▸ What to work on
Copy each line of the records that contains the word "zuständig".

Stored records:
################
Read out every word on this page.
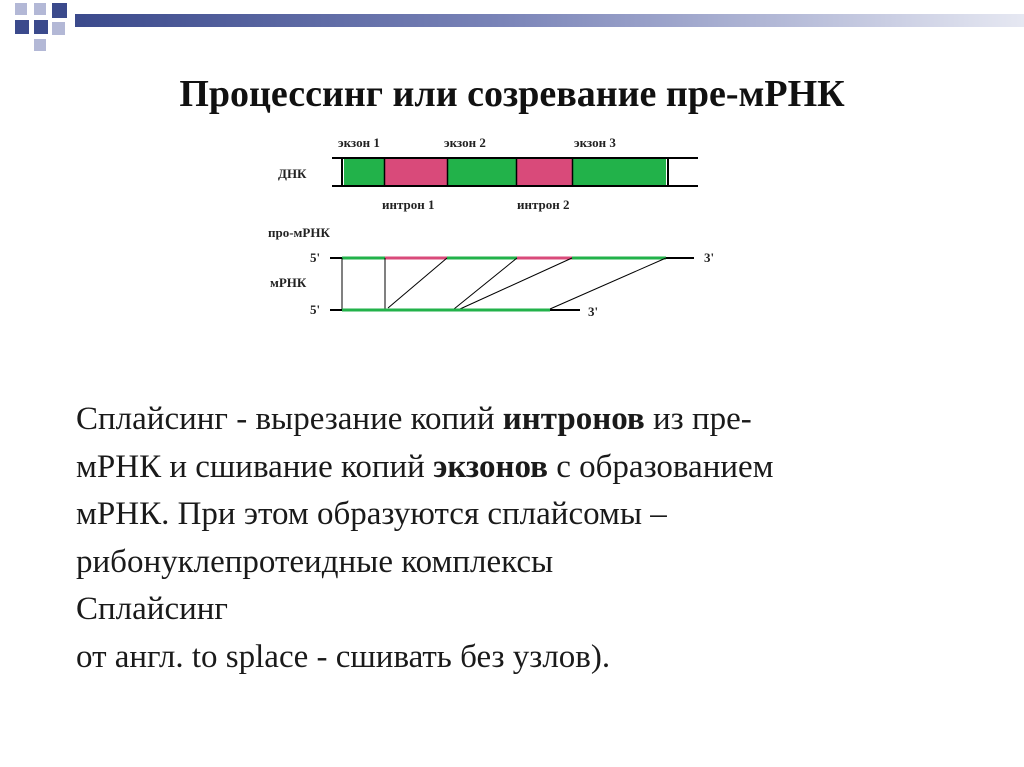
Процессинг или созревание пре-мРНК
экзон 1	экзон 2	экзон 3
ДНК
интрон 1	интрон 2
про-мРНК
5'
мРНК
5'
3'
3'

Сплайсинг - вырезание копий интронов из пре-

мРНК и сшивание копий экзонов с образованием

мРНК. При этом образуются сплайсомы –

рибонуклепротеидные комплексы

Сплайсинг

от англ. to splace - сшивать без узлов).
################
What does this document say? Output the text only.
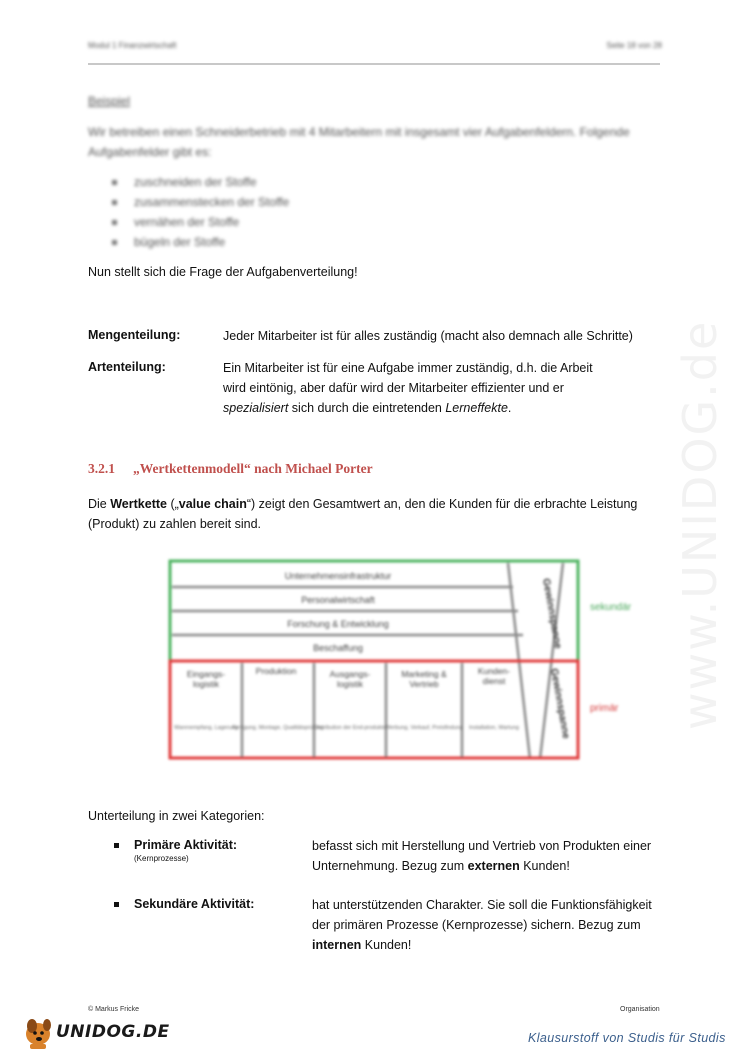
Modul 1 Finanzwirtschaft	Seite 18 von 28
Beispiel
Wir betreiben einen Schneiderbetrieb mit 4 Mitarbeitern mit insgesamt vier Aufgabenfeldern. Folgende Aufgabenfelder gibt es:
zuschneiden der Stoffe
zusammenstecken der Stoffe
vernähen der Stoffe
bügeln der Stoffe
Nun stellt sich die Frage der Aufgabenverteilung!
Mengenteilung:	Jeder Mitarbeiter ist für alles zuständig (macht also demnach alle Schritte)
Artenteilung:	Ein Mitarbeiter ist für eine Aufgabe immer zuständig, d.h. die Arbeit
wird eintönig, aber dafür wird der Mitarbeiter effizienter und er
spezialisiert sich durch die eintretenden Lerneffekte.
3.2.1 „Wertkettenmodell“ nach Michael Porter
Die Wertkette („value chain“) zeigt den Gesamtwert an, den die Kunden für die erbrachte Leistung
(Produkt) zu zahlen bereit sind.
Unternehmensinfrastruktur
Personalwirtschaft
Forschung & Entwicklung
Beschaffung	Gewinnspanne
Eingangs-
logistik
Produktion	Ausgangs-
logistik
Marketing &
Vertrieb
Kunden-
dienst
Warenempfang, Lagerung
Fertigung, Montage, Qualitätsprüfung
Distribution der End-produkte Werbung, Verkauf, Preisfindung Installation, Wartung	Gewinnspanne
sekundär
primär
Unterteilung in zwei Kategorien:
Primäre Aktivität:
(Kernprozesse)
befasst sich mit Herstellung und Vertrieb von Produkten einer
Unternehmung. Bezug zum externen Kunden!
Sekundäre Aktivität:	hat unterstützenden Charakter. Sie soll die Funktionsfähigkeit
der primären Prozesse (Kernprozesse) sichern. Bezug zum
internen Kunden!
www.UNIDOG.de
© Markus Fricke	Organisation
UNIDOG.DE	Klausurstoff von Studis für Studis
################
▸ Solution to this problem
Mengenteilung:	Jeder Mitarbeiter ist für alles zuständig (macht also demnach alle Schritte)
Artenteilung:	Ein Mitarbeiter ist für eine Aufgabe immer zuständig, d.h. die Arbeit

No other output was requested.